EXERCISE TASK: What follows is a set of entries. Repeat them exactly, but not their pictures.

RECORDS SHOWN:

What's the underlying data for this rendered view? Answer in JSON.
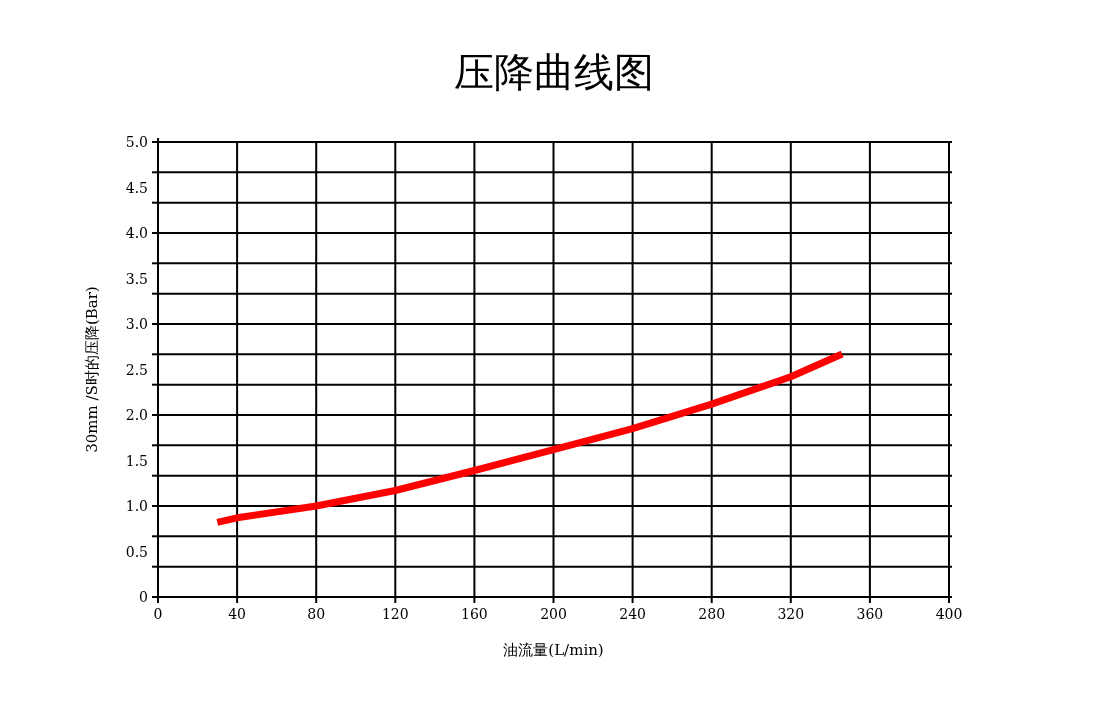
{
  "chart_data": {
    "type": "line",
    "title": "压降曲线图",
    "xlabel": "油流量(L/min)",
    "ylabel": "30mm /S时的压降(Bar)",
    "series": [
      {
        "color": "#ff0000",
        "x": [
          30,
          40,
          80,
          120,
          160,
          200,
          240,
          280,
          320,
          346
        ],
        "values": [
          0.82,
          0.87,
          1.0,
          1.17,
          1.39,
          1.62,
          1.85,
          2.12,
          2.42,
          2.67
        ]
      }
    ],
    "xlim": [
      0,
      400
    ],
    "xticks": [
      0,
      40,
      80,
      120,
      160,
      200,
      240,
      280,
      320,
      360,
      400
    ],
    "ylim": [
      0,
      5
    ],
    "yticks": [
      {
        "value": 0,
        "label": "0"
      },
      {
        "value": 0.5,
        "label": "0.5"
      },
      {
        "value": 1,
        "label": "1.0"
      },
      {
        "value": 1.5,
        "label": "1.5"
      },
      {
        "value": 2,
        "label": "2.0"
      },
      {
        "value": 2.5,
        "label": "2.5"
      },
      {
        "value": 3,
        "label": "3.0"
      },
      {
        "value": 3.5,
        "label": "3.5"
      },
      {
        "value": 4,
        "label": "4.0"
      },
      {
        "value": 4.5,
        "label": "4.5"
      },
      {
        "value": 5,
        "label": "5.0"
      },
      {
        "value": 0.333,
        "label": null
      },
      {
        "value": 0.667,
        "label": null
      },
      {
        "value": 1.333,
        "label": null
      },
      {
        "value": 1.667,
        "label": null
      },
      {
        "value": 2.333,
        "label": null
      },
      {
        "value": 2.667,
        "label": null
      },
      {
        "value": 3.333,
        "label": null
      },
      {
        "value": 3.667,
        "label": null
      },
      {
        "value": 4.333,
        "label": null
      },
      {
        "value": 4.667,
        "label": null
      }
    ],
    "grid": true,
    "marker": "none",
    "line_style": "solid"
  }
}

OUTPUT BELOW:
What's the underlying data for this rendered view? Answer in JSON.
{
  "chart_data": {
    "type": "line",
    "title": "压降曲线图",
    "xlabel": "油流量(L/min)",
    "ylabel": "30mm /S时的压降(Bar)",
    "series": [
      {
        "color": "#ff0000",
        "x": [
          30,
          40,
          80,
          120,
          160,
          200,
          240,
          280,
          320,
          346
        ],
        "values": [
          0.82,
          0.87,
          1.0,
          1.17,
          1.39,
          1.62,
          1.85,
          2.12,
          2.42,
          2.67
        ]
      }
    ],
    "xlim": [
      0,
      400
    ],
    "xticks": [
      0,
      40,
      80,
      120,
      160,
      200,
      240,
      280,
      320,
      360,
      400
    ],
    "ylim": [
      0,
      5
    ],
    "yticks": [
      {
        "value": 0,
        "label": "0"
      },
      {
        "value": 0.5,
        "label": "0.5"
      },
      {
        "value": 1,
        "label": "1.0"
      },
      {
        "value": 1.5,
        "label": "1.5"
      },
      {
        "value": 2,
        "label": "2.0"
      },
      {
        "value": 2.5,
        "label": "2.5"
      },
      {
        "value": 3,
        "label": "3.0"
      },
      {
        "value": 3.5,
        "label": "3.5"
      },
      {
        "value": 4,
        "label": "4.0"
      },
      {
        "value": 4.5,
        "label": "4.5"
      },
      {
        "value": 5,
        "label": "5.0"
      },
      {
        "value": 0.333,
        "label": null
      },
      {
        "value": 0.667,
        "label": null
      },
      {
        "value": 1.333,
        "label": null
      },
      {
        "value": 1.667,
        "label": null
      },
      {
        "value": 2.333,
        "label": null
      },
      {
        "value": 2.667,
        "label": null
      },
      {
        "value": 3.333,
        "label": null
      },
      {
        "value": 3.667,
        "label": null
      },
      {
        "value": 4.333,
        "label": null
      },
      {
        "value": 4.667,
        "label": null
      }
    ],
    "grid": true,
    "marker": "none",
    "line_style": "solid"
  }
}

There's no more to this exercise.